* **GIVEN PROBLEM**: Transcribe every line, keeping it exact.

Figure record listings:

+ + +

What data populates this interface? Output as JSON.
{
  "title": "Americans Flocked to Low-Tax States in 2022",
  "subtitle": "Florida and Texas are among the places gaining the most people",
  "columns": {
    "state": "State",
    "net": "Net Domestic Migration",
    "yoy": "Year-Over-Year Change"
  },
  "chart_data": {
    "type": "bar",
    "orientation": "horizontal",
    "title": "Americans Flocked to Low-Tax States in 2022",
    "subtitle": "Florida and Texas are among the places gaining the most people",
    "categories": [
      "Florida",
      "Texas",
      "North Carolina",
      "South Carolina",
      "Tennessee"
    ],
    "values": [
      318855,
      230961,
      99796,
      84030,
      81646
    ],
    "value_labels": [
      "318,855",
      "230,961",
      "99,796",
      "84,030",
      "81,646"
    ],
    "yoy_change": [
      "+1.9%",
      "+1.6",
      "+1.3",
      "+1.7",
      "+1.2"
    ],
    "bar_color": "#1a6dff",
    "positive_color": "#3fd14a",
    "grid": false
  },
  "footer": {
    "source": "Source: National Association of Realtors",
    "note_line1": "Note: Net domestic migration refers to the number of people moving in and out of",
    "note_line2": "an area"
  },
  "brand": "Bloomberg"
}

+ + +

* **RESPONSE BELOW**:
What data populates this interface? Output as JSON.
{
  "title": "Americans Flocked to Low-Tax States in 2022",
  "subtitle": "Florida and Texas are among the places gaining the most people",
  "columns": {
    "state": "State",
    "net": "Net Domestic Migration",
    "yoy": "Year-Over-Year Change"
  },
  "chart_data": {
    "type": "bar",
    "orientation": "horizontal",
    "title": "Americans Flocked to Low-Tax States in 2022",
    "subtitle": "Florida and Texas are among the places gaining the most people",
    "categories": [
      "Florida",
      "Texas",
      "North Carolina",
      "South Carolina",
      "Tennessee"
    ],
    "values": [
      318855,
      230961,
      99796,
      84030,
      81646
    ],
    "value_labels": [
      "318,855",
      "230,961",
      "99,796",
      "84,030",
      "81,646"
    ],
    "yoy_change": [
      "+1.9%",
      "+1.6",
      "+1.3",
      "+1.7",
      "+1.2"
    ],
    "bar_color": "#1a6dff",
    "positive_color": "#3fd14a",
    "grid": false
  },
  "footer": {
    "source": "Source: National Association of Realtors",
    "note_line1": "Note: Net domestic migration refers to the number of people moving in and out of",
    "note_line2": "an area"
  },
  "brand": "Bloomberg"
}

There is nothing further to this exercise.